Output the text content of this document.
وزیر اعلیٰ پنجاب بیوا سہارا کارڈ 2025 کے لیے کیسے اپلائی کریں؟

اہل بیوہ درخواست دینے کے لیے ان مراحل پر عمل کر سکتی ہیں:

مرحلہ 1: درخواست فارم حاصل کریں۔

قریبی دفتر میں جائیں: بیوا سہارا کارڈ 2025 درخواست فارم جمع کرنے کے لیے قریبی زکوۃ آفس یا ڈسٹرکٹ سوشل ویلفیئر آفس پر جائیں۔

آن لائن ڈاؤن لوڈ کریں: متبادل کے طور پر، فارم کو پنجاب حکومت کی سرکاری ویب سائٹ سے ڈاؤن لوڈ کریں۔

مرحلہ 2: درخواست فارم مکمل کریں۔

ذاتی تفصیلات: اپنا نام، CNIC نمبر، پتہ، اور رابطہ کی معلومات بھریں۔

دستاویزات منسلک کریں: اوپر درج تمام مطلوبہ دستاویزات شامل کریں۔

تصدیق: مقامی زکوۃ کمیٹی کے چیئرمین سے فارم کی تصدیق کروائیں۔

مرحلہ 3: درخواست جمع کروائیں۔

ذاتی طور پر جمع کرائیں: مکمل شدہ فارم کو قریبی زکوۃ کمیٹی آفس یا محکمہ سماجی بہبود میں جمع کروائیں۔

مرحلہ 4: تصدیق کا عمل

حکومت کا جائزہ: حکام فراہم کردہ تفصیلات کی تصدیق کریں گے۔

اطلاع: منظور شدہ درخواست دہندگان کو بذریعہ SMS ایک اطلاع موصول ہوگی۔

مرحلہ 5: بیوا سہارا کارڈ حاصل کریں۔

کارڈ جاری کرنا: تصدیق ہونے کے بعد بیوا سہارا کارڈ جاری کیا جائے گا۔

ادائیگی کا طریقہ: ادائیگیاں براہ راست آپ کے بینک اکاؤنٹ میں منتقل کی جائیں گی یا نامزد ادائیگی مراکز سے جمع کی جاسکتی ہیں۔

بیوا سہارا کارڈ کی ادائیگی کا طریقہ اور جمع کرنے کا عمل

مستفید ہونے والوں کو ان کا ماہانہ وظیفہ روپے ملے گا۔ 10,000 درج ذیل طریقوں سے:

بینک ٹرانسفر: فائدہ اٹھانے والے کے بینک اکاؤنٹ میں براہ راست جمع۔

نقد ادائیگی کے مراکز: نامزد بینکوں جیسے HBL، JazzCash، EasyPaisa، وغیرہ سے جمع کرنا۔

What to produce:
Restate every line of the data word for word.

Written answer:
Output the text content of this document.
وزیر اعلیٰ پنجاب بیوا سہارا کارڈ 2025 کے لیے کیسے اپلائی کریں؟

اہل بیوہ درخواست دینے کے لیے ان مراحل پر عمل کر سکتی ہیں:

مرحلہ 1: درخواست فارم حاصل کریں۔

قریبی دفتر میں جائیں: بیوا سہارا کارڈ 2025 درخواست فارم جمع کرنے کے لیے قریبی زکوۃ آفس یا ڈسٹرکٹ سوشل ویلفیئر آفس پر جائیں۔

آن لائن ڈاؤن لوڈ کریں: متبادل کے طور پر، فارم کو پنجاب حکومت کی سرکاری ویب سائٹ سے ڈاؤن لوڈ کریں۔

مرحلہ 2: درخواست فارم مکمل کریں۔

ذاتی تفصیلات: اپنا نام، CNIC نمبر، پتہ، اور رابطہ کی معلومات بھریں۔

دستاویزات منسلک کریں: اوپر درج تمام مطلوبہ دستاویزات شامل کریں۔

تصدیق: مقامی زکوۃ کمیٹی کے چیئرمین سے فارم کی تصدیق کروائیں۔

مرحلہ 3: درخواست جمع کروائیں۔

ذاتی طور پر جمع کرائیں: مکمل شدہ فارم کو قریبی زکوۃ کمیٹی آفس یا محکمہ سماجی بہبود میں جمع کروائیں۔

مرحلہ 4: تصدیق کا عمل

حکومت کا جائزہ: حکام فراہم کردہ تفصیلات کی تصدیق کریں گے۔

اطلاع: منظور شدہ درخواست دہندگان کو بذریعہ SMS ایک اطلاع موصول ہوگی۔

مرحلہ 5: بیوا سہارا کارڈ حاصل کریں۔

کارڈ جاری کرنا: تصدیق ہونے کے بعد بیوا سہارا کارڈ جاری کیا جائے گا۔

ادائیگی کا طریقہ: ادائیگیاں براہ راست آپ کے بینک اکاؤنٹ میں منتقل کی جائیں گی یا نامزد ادائیگی مراکز سے جمع کی جاسکتی ہیں۔

بیوا سہارا کارڈ کی ادائیگی کا طریقہ اور جمع کرنے کا عمل

مستفید ہونے والوں کو ان کا ماہانہ وظیفہ روپے ملے گا۔ 10,000 درج ذیل طریقوں سے:

بینک ٹرانسفر: فائدہ اٹھانے والے کے بینک اکاؤنٹ میں براہ راست جمع۔

نقد ادائیگی کے مراکز: نامزد بینکوں جیسے HBL، JazzCash، EasyPaisa، وغیرہ سے جمع کرنا۔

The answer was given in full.